** What to work on **
Make an exact copy of each entry, leaving out every picture.

** Record set **
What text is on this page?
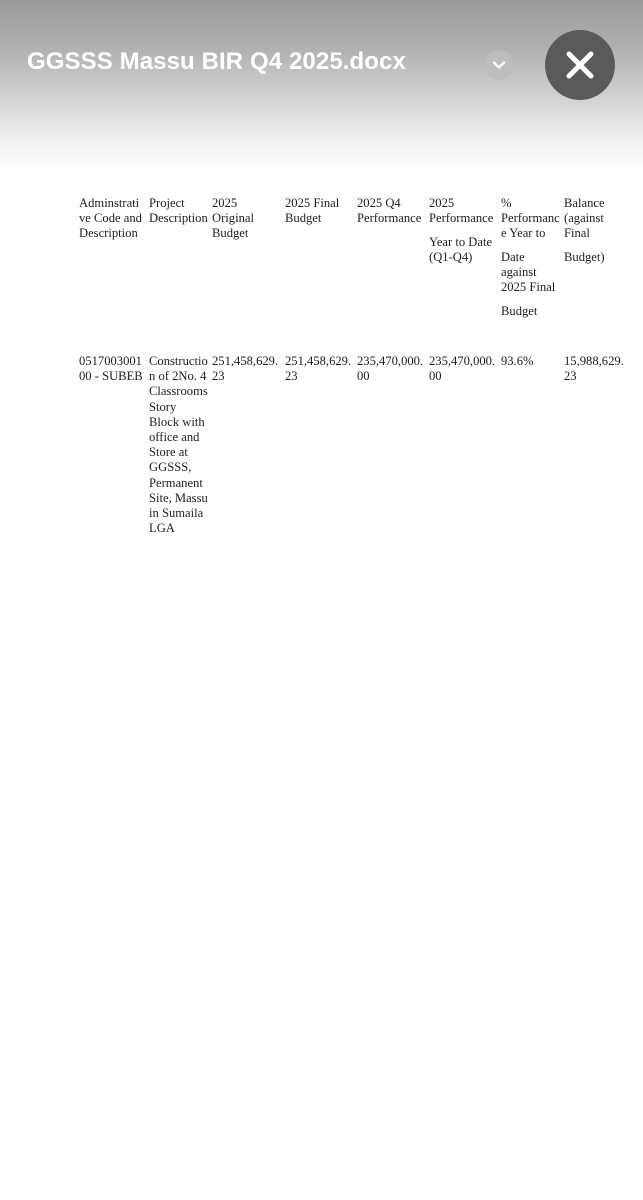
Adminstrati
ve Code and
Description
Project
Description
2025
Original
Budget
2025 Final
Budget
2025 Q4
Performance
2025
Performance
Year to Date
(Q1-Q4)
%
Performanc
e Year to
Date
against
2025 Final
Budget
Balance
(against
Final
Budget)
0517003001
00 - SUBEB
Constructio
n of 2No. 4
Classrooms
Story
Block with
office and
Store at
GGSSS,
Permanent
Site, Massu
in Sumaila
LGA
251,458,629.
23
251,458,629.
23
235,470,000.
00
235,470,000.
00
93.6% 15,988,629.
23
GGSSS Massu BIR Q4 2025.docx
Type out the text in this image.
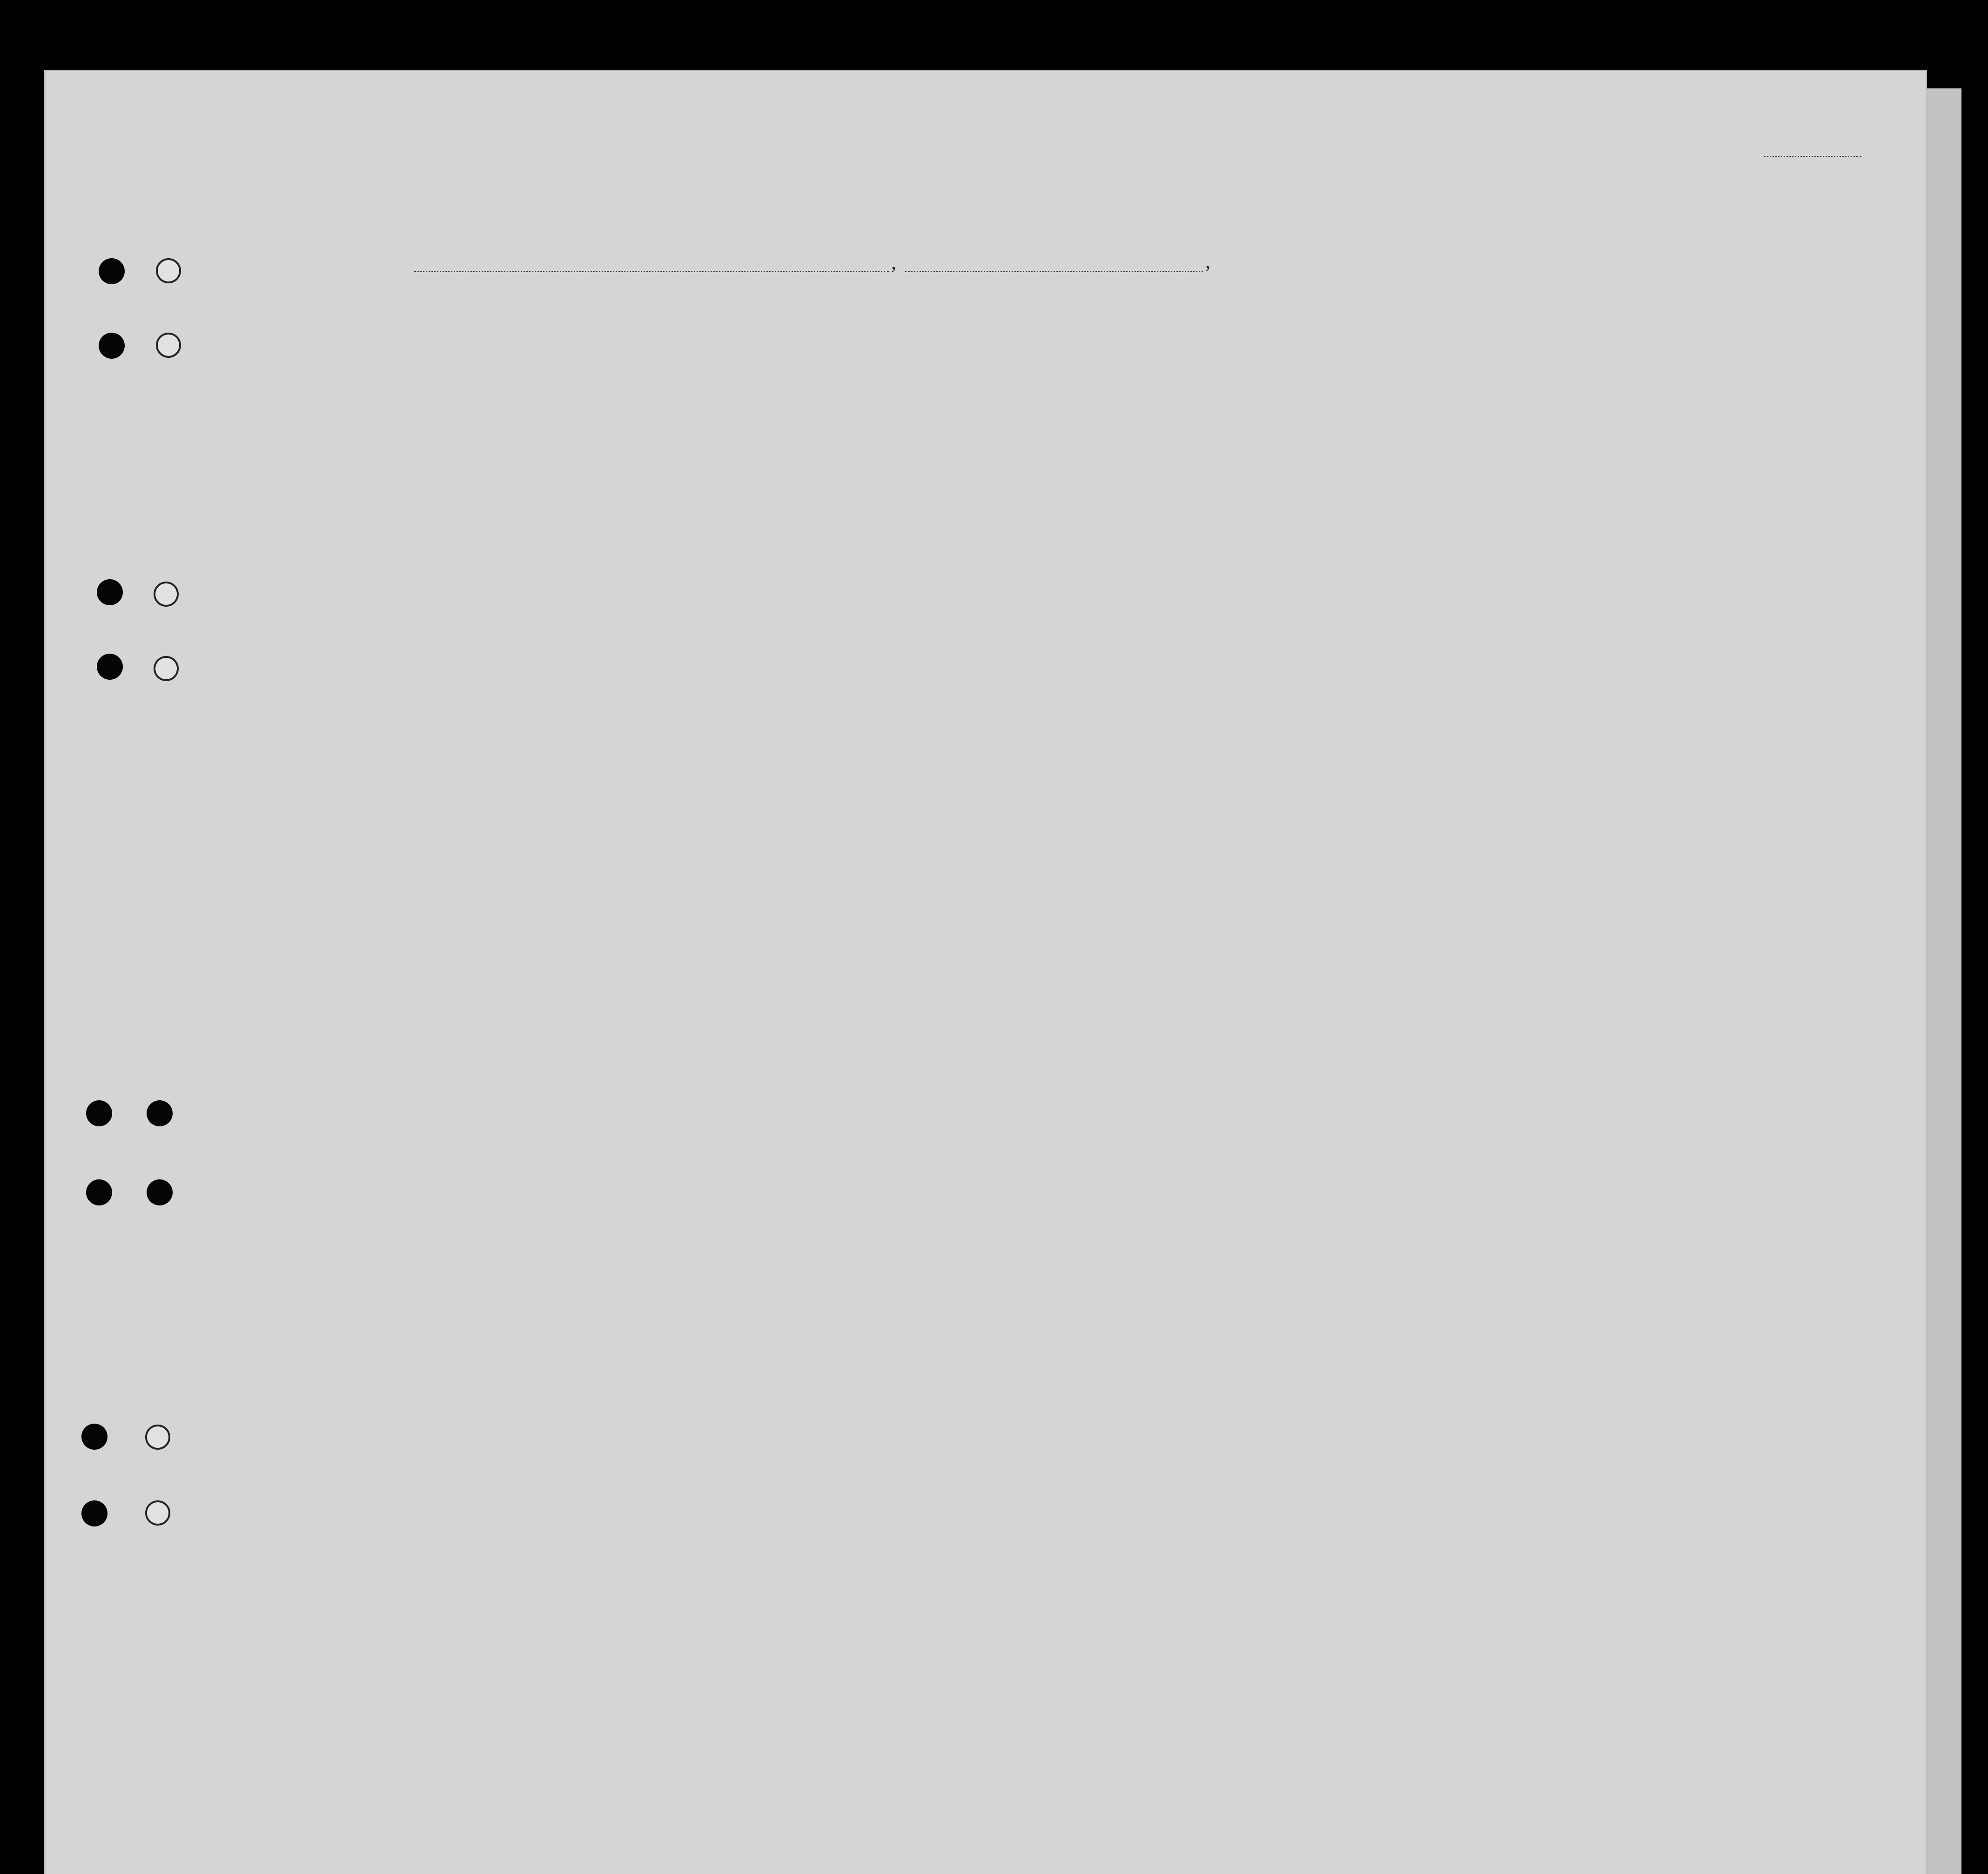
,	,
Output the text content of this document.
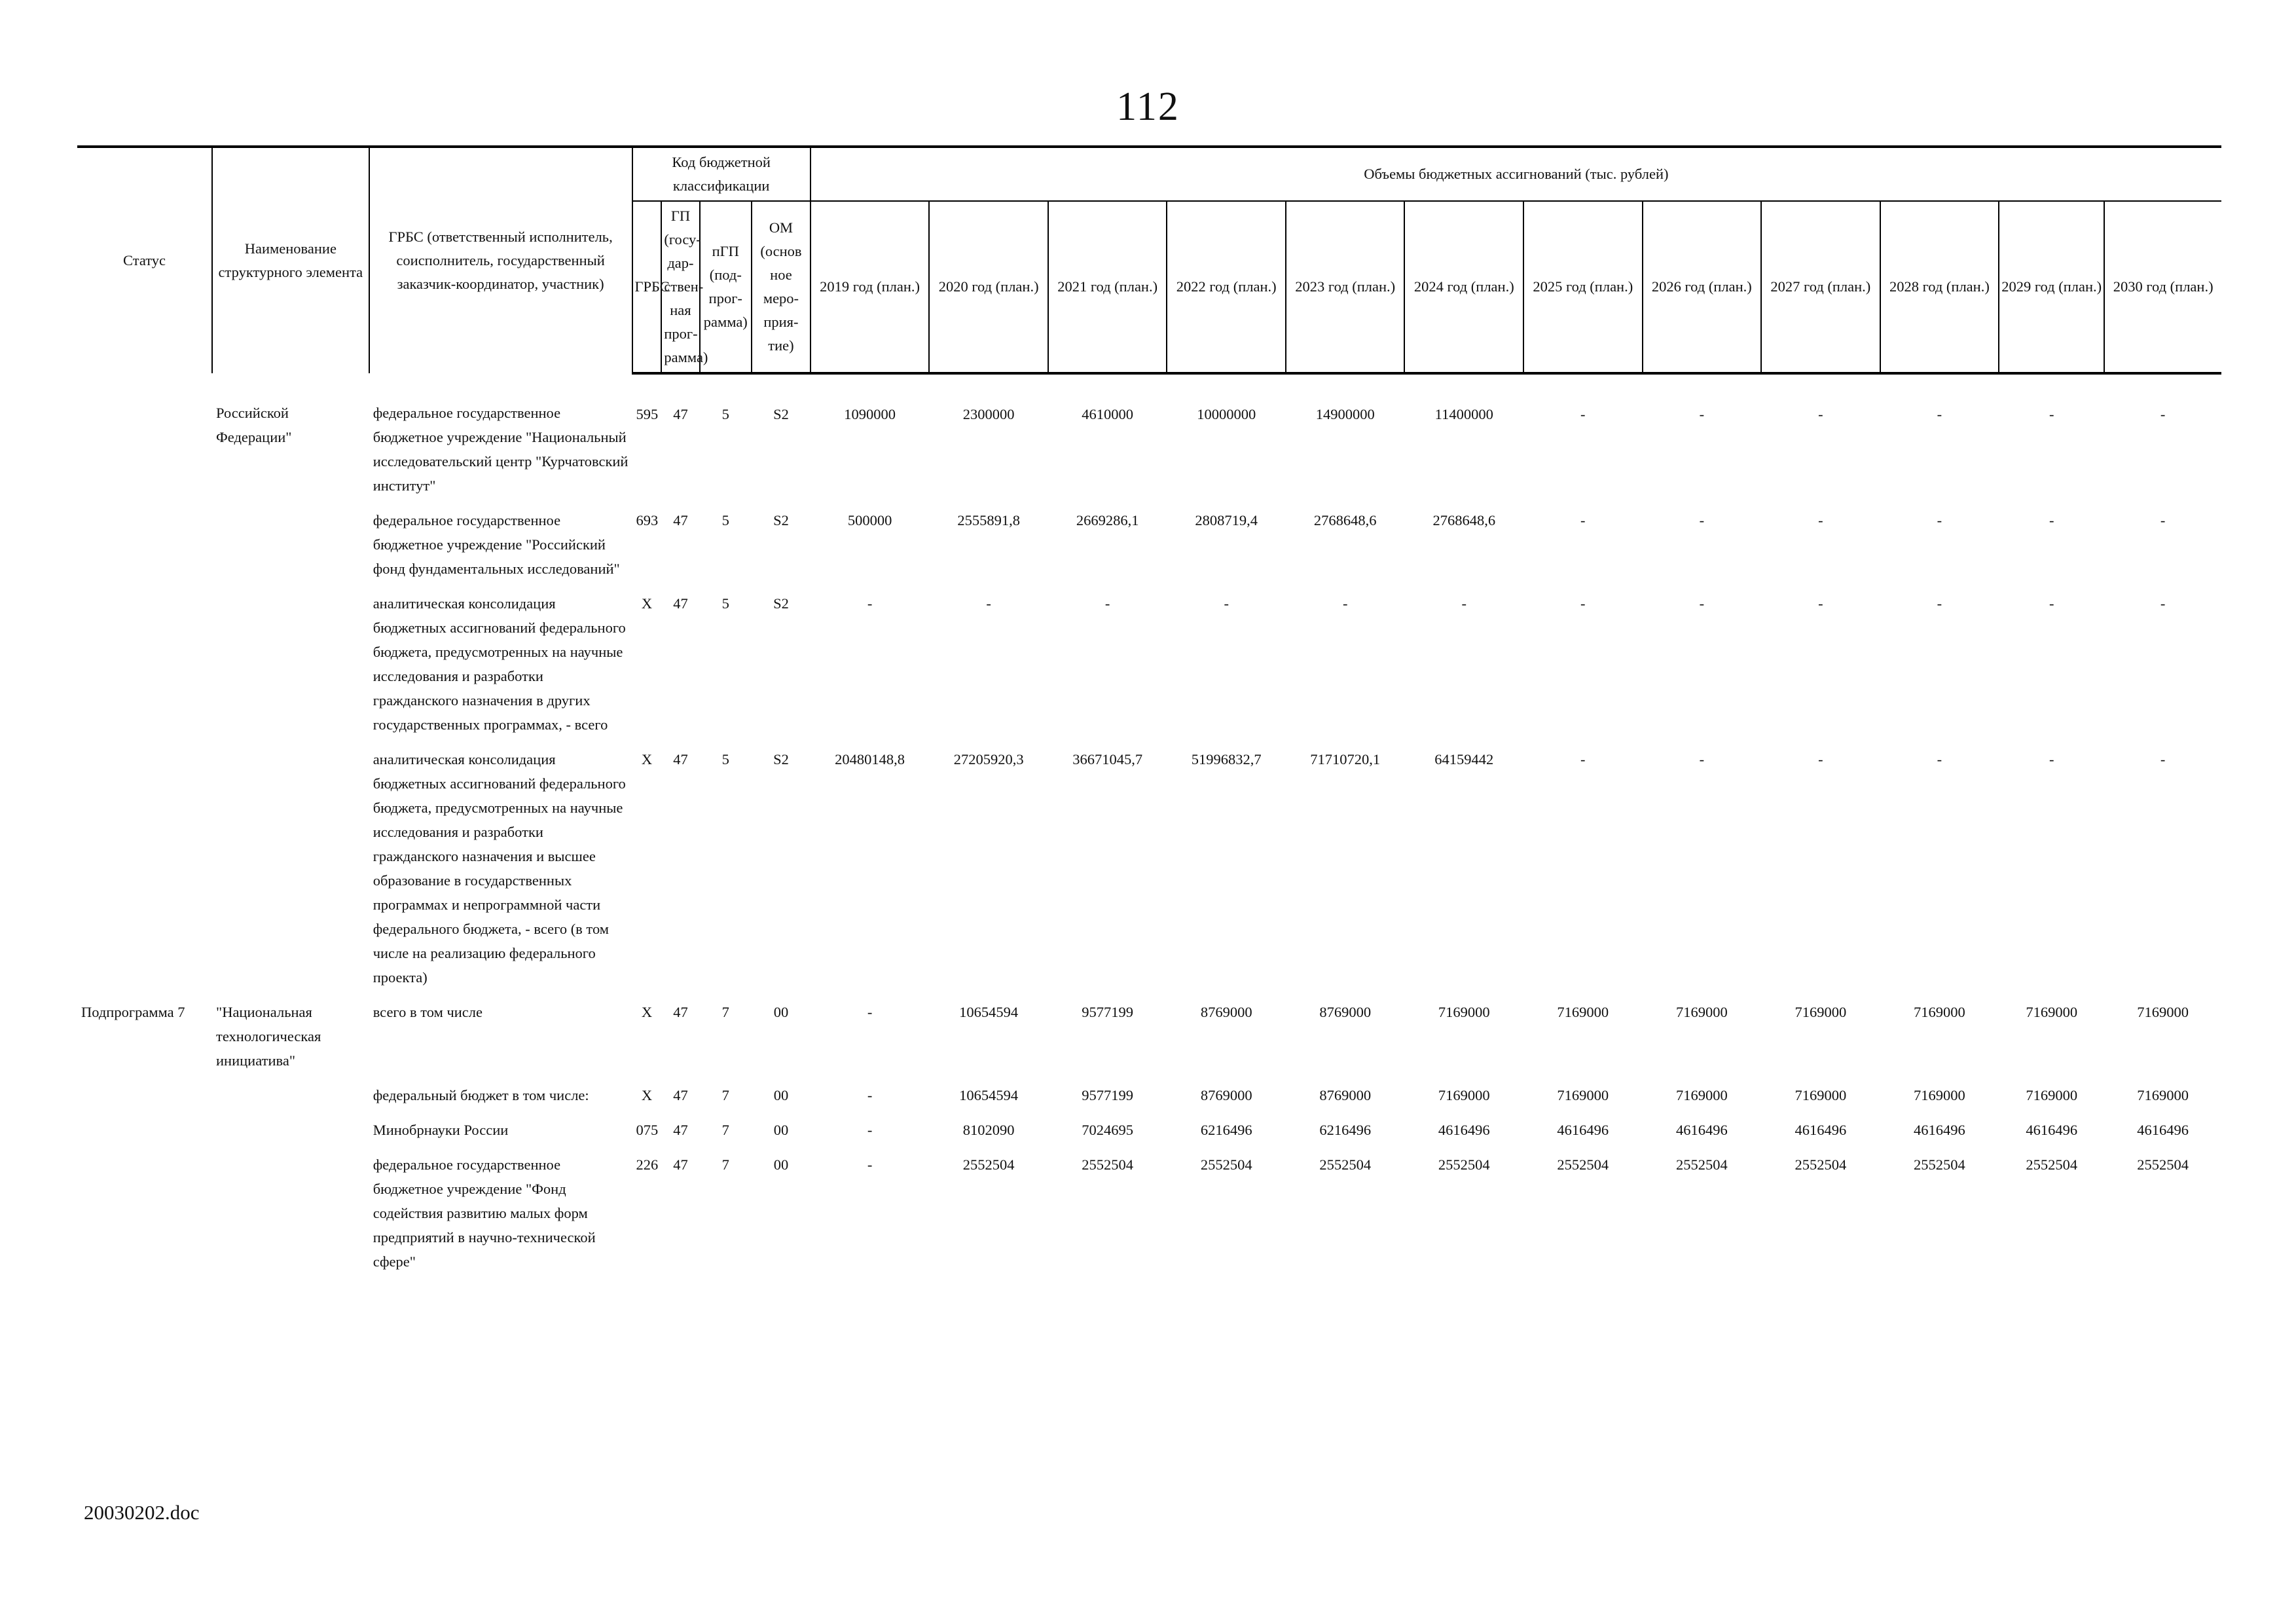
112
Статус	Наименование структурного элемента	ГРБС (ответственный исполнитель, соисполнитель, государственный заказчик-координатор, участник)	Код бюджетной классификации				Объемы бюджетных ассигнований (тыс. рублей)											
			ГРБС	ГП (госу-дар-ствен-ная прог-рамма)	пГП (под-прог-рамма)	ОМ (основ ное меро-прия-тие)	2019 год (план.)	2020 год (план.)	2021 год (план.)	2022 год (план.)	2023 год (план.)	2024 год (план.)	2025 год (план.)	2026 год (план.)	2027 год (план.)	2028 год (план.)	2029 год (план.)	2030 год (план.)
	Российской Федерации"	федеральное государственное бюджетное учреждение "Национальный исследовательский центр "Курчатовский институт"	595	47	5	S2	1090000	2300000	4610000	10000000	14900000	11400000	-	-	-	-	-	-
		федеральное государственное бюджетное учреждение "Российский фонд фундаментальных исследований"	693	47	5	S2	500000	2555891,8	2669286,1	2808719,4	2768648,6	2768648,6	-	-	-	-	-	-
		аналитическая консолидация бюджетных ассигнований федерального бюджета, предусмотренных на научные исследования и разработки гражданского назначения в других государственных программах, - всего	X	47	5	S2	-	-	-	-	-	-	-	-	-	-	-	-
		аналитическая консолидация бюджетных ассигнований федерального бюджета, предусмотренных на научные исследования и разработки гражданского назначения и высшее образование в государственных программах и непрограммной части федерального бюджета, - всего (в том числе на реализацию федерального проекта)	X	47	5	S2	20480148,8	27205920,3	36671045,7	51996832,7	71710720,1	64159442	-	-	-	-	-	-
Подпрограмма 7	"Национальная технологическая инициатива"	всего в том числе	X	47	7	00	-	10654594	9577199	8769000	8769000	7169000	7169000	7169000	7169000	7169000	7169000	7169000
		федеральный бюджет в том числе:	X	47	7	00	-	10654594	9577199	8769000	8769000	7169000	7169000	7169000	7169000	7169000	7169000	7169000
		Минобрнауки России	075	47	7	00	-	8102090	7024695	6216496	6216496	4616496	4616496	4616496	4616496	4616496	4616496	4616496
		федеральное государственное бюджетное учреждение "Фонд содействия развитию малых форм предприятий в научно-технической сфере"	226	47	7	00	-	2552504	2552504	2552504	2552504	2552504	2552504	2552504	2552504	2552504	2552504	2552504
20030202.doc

** Written response **
What text is on this page?
Adminstrati
ve Code and
Description
Project
Description
2025
Original
Budget
2025 Final
Budget
2025 Q4
Performance
2025
Performance
Year to Date
(Q1-Q4)
%
Performanc
e Year to
Date
against
2025 Final
Budget
Balance
(against
Final
Budget)
0517003001
00 - SUBEB
Constructio
n of 2No. 4
Classrooms
Story
Block with
office and
Store at
GGSSS,
Permanent
Site, Massu
in Sumaila
LGA
251,458,629.
23
251,458,629.
23
235,470,000.
00
235,470,000.
00
93.6% 15,988,629.
23
GGSSS Massu BIR Q4 2025.docx
Type out the text in this image.
,	,
Output the text content of this document.
112
Статус	Наименование структурного элемента	ГРБС (ответственный исполнитель, соисполнитель, государственный заказчик-координатор, участник)	Код бюджетной классификации				Объемы бюджетных ассигнований (тыс. рублей)											
			ГРБС	ГП (госу-дар-ствен-ная прог-рамма)	пГП (под-прог-рамма)	ОМ (основ ное меро-прия-тие)	2019 год (план.)	2020 год (план.)	2021 год (план.)	2022 год (план.)	2023 год (план.)	2024 год (план.)	2025 год (план.)	2026 год (план.)	2027 год (план.)	2028 год (план.)	2029 год (план.)	2030 год (план.)
	Российской Федерации"	федеральное государственное бюджетное учреждение "Национальный исследовательский центр "Курчатовский институт"	595	47	5	S2	1090000	2300000	4610000	10000000	14900000	11400000	-	-	-	-	-	-
		федеральное государственное бюджетное учреждение "Российский фонд фундаментальных исследований"	693	47	5	S2	500000	2555891,8	2669286,1	2808719,4	2768648,6	2768648,6	-	-	-	-	-	-
		аналитическая консолидация бюджетных ассигнований федерального бюджета, предусмотренных на научные исследования и разработки гражданского назначения в других государственных программах, - всего	X	47	5	S2	-	-	-	-	-	-	-	-	-	-	-	-
		аналитическая консолидация бюджетных ассигнований федерального бюджета, предусмотренных на научные исследования и разработки гражданского назначения и высшее образование в государственных программах и непрограммной части федерального бюджета, - всего (в том числе на реализацию федерального проекта)	X	47	5	S2	20480148,8	27205920,3	36671045,7	51996832,7	71710720,1	64159442	-	-	-	-	-	-
Подпрограмма 7	"Национальная технологическая инициатива"	всего в том числе	X	47	7	00	-	10654594	9577199	8769000	8769000	7169000	7169000	7169000	7169000	7169000	7169000	7169000
		федеральный бюджет в том числе:	X	47	7	00	-	10654594	9577199	8769000	8769000	7169000	7169000	7169000	7169000	7169000	7169000	7169000
		Минобрнауки России	075	47	7	00	-	8102090	7024695	6216496	6216496	4616496	4616496	4616496	4616496	4616496	4616496	4616496
		федеральное государственное бюджетное учреждение "Фонд содействия развитию малых форм предприятий в научно-технической сфере"	226	47	7	00	-	2552504	2552504	2552504	2552504	2552504	2552504	2552504	2552504	2552504	2552504	2552504
20030202.doc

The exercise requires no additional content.